▸ **Challenge**
Copy whichever lines contain the string "ylabel".

start

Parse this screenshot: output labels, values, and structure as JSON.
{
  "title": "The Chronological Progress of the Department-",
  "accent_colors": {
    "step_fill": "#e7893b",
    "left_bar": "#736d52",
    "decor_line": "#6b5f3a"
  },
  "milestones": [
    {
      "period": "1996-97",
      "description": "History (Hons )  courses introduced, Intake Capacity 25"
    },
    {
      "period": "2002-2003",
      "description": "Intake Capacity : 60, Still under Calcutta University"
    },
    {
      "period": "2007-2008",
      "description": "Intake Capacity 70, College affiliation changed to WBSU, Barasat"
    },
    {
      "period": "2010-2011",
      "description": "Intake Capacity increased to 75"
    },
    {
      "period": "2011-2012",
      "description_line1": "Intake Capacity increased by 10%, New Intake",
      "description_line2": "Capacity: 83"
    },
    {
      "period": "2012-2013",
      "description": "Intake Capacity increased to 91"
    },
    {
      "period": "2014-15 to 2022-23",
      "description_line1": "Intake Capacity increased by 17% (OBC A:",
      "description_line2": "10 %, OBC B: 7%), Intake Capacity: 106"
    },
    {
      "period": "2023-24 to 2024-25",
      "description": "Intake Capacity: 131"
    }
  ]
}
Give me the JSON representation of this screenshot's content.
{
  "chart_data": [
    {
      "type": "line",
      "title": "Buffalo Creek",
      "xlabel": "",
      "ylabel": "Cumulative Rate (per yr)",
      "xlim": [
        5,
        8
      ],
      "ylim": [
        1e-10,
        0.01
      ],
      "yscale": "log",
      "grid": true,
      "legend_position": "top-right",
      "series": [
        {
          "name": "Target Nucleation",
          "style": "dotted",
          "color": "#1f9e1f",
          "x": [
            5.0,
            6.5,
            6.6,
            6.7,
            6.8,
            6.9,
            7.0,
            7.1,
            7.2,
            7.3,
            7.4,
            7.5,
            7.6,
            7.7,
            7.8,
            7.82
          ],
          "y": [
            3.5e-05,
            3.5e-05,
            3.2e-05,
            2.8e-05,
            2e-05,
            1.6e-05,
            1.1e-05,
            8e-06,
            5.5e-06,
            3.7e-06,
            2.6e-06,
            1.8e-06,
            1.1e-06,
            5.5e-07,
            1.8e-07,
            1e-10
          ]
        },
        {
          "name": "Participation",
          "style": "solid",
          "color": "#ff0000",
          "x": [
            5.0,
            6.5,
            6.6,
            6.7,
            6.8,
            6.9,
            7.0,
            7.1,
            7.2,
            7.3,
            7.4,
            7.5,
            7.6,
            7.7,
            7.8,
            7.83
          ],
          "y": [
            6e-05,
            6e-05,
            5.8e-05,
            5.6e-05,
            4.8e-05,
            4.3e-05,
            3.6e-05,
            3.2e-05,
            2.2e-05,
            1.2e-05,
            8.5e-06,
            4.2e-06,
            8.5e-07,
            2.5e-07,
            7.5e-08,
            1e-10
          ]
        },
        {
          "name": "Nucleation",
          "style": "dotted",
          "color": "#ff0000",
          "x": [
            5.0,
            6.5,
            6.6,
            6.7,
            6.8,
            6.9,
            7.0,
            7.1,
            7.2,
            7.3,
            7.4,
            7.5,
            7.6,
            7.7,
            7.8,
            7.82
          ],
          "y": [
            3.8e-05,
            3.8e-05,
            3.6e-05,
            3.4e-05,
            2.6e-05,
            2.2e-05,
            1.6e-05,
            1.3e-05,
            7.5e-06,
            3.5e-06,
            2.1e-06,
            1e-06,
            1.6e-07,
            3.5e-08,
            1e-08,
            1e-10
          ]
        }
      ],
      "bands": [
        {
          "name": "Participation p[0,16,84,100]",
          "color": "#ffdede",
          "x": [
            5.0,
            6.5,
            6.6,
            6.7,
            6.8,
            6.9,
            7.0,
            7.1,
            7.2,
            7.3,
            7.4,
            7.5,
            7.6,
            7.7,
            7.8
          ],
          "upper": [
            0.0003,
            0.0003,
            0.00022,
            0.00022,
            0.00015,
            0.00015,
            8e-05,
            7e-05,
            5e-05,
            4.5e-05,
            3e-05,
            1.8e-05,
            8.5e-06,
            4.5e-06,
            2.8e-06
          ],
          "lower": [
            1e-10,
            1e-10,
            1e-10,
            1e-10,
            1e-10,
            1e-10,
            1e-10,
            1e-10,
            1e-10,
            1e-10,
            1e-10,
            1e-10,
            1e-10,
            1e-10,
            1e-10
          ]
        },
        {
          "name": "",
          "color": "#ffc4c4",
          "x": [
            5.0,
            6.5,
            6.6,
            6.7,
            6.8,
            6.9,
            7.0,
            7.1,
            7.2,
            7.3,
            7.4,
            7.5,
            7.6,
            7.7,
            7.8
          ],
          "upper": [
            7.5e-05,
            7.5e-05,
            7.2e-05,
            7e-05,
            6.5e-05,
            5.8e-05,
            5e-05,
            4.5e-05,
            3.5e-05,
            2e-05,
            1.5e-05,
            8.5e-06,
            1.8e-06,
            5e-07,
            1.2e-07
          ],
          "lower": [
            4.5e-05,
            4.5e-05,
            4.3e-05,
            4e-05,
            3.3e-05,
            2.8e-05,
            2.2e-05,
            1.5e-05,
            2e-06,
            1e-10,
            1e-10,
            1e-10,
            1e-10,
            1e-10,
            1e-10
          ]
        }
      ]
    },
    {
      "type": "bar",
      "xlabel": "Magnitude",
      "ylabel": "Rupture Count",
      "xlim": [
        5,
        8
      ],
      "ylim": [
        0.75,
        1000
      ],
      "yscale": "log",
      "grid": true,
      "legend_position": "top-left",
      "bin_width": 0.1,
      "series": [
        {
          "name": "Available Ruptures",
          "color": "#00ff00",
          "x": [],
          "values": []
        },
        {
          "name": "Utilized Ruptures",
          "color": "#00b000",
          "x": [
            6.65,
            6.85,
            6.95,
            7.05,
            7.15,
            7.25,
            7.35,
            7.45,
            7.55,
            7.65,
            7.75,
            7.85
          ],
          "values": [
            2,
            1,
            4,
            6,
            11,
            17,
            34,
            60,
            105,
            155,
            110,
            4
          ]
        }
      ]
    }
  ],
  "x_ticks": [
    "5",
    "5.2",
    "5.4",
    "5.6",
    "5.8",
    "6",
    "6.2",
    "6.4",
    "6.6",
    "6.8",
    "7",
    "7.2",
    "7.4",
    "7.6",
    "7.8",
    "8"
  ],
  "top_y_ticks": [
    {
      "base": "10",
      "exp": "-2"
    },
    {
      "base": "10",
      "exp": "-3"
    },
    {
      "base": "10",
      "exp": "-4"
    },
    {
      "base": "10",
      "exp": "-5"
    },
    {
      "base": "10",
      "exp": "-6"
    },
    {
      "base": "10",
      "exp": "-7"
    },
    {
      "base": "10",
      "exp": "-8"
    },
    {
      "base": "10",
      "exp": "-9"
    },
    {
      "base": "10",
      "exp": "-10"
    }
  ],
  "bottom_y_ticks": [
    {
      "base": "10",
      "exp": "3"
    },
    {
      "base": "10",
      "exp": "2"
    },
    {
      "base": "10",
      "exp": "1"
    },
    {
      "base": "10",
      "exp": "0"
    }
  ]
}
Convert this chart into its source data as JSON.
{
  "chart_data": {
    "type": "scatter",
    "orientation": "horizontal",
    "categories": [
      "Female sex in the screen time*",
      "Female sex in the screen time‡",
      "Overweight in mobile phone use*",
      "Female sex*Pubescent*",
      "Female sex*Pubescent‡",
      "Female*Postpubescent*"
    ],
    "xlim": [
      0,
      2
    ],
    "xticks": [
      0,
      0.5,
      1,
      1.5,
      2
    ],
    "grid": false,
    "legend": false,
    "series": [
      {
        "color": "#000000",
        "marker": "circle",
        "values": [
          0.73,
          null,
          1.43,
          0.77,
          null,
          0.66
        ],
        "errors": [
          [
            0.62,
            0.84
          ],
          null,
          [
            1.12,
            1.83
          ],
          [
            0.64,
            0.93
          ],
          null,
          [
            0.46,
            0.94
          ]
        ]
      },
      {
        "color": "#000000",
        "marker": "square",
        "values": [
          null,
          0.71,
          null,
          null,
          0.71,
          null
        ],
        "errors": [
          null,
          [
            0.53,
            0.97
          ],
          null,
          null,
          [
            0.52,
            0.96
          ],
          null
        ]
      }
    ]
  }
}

end

▸ **Solution to this task**
      "ylabel": "Cumulative Rate (per yr)",
      "ylabel": "Rupture Count",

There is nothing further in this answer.